→ Material provided:

# # #

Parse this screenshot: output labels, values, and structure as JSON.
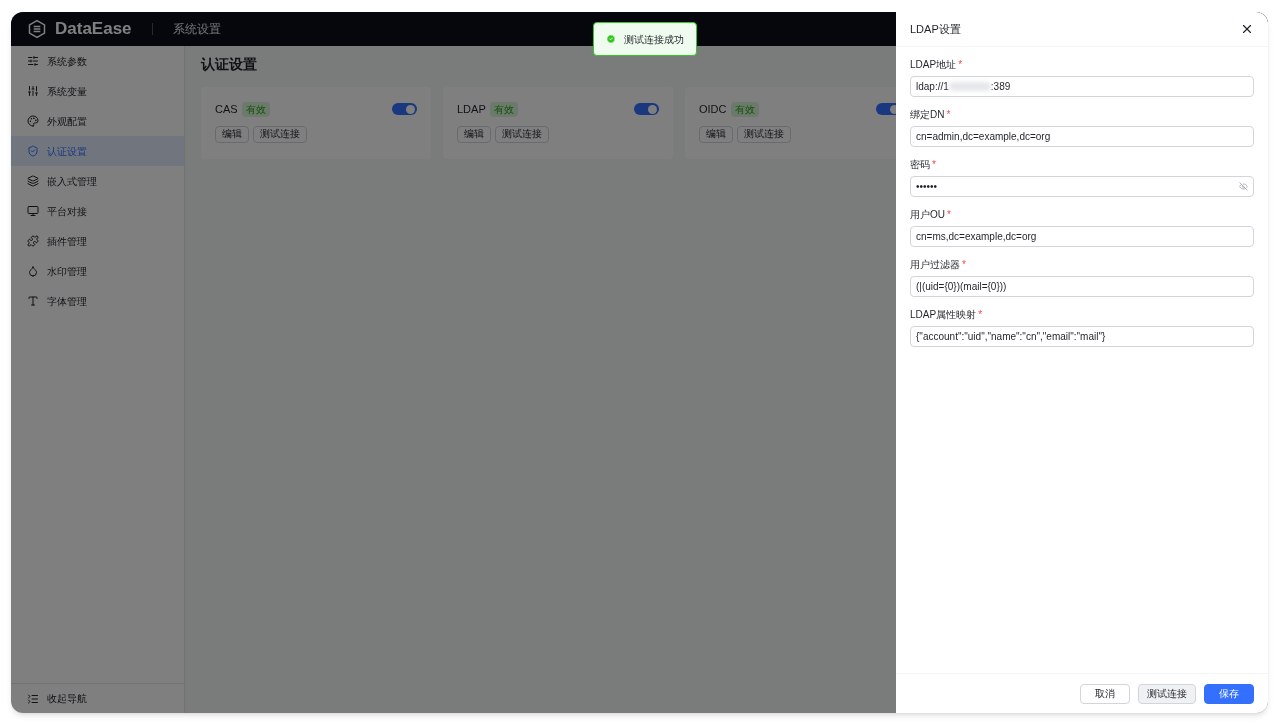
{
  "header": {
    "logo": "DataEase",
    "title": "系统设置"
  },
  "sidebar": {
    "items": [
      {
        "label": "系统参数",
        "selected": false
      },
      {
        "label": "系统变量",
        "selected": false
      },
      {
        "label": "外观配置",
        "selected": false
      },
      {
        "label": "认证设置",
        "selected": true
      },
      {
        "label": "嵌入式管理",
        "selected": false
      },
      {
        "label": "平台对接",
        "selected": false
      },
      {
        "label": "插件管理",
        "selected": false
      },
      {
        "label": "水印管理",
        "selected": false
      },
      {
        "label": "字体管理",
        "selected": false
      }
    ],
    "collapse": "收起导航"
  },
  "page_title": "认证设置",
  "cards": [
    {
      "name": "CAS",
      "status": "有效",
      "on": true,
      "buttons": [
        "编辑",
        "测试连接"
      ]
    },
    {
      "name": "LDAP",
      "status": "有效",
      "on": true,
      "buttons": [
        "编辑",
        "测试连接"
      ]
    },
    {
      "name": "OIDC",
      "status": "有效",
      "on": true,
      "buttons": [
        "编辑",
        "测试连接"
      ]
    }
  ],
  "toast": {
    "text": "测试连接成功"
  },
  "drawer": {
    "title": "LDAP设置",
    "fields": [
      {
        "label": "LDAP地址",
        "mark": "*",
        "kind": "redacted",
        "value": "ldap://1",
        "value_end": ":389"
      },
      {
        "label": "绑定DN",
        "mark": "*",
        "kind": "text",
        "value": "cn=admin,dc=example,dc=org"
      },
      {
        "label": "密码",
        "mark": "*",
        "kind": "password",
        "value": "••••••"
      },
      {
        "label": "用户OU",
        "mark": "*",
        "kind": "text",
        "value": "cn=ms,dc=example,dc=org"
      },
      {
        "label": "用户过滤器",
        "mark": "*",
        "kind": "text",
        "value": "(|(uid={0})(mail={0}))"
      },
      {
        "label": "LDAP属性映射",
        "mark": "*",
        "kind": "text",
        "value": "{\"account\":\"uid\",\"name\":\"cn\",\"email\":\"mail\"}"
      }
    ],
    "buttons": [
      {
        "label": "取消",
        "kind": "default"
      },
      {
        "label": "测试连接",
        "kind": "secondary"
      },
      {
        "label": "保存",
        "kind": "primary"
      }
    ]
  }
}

# # #

→ Your objective: Reproduce the whole listing word for word, setting aside any pictures.

→ Response to this exercise:
Parse this screenshot: output labels, values, and structure as JSON.
{
  "header": {
    "logo": "DataEase",
    "title": "系统设置"
  },
  "sidebar": {
    "items": [
      {
        "label": "系统参数",
        "selected": false
      },
      {
        "label": "系统变量",
        "selected": false
      },
      {
        "label": "外观配置",
        "selected": false
      },
      {
        "label": "认证设置",
        "selected": true
      },
      {
        "label": "嵌入式管理",
        "selected": false
      },
      {
        "label": "平台对接",
        "selected": false
      },
      {
        "label": "插件管理",
        "selected": false
      },
      {
        "label": "水印管理",
        "selected": false
      },
      {
        "label": "字体管理",
        "selected": false
      }
    ],
    "collapse": "收起导航"
  },
  "page_title": "认证设置",
  "cards": [
    {
      "name": "CAS",
      "status": "有效",
      "on": true,
      "buttons": [
        "编辑",
        "测试连接"
      ]
    },
    {
      "name": "LDAP",
      "status": "有效",
      "on": true,
      "buttons": [
        "编辑",
        "测试连接"
      ]
    },
    {
      "name": "OIDC",
      "status": "有效",
      "on": true,
      "buttons": [
        "编辑",
        "测试连接"
      ]
    }
  ],
  "toast": {
    "text": "测试连接成功"
  },
  "drawer": {
    "title": "LDAP设置",
    "fields": [
      {
        "label": "LDAP地址",
        "mark": "*",
        "kind": "redacted",
        "value": "ldap://1",
        "value_end": ":389"
      },
      {
        "label": "绑定DN",
        "mark": "*",
        "kind": "text",
        "value": "cn=admin,dc=example,dc=org"
      },
      {
        "label": "密码",
        "mark": "*",
        "kind": "password",
        "value": "••••••"
      },
      {
        "label": "用户OU",
        "mark": "*",
        "kind": "text",
        "value": "cn=ms,dc=example,dc=org"
      },
      {
        "label": "用户过滤器",
        "mark": "*",
        "kind": "text",
        "value": "(|(uid={0})(mail={0}))"
      },
      {
        "label": "LDAP属性映射",
        "mark": "*",
        "kind": "text",
        "value": "{\"account\":\"uid\",\"name\":\"cn\",\"email\":\"mail\"}"
      }
    ],
    "buttons": [
      {
        "label": "取消",
        "kind": "default"
      },
      {
        "label": "测试连接",
        "kind": "secondary"
      },
      {
        "label": "保存",
        "kind": "primary"
      }
    ]
  }
}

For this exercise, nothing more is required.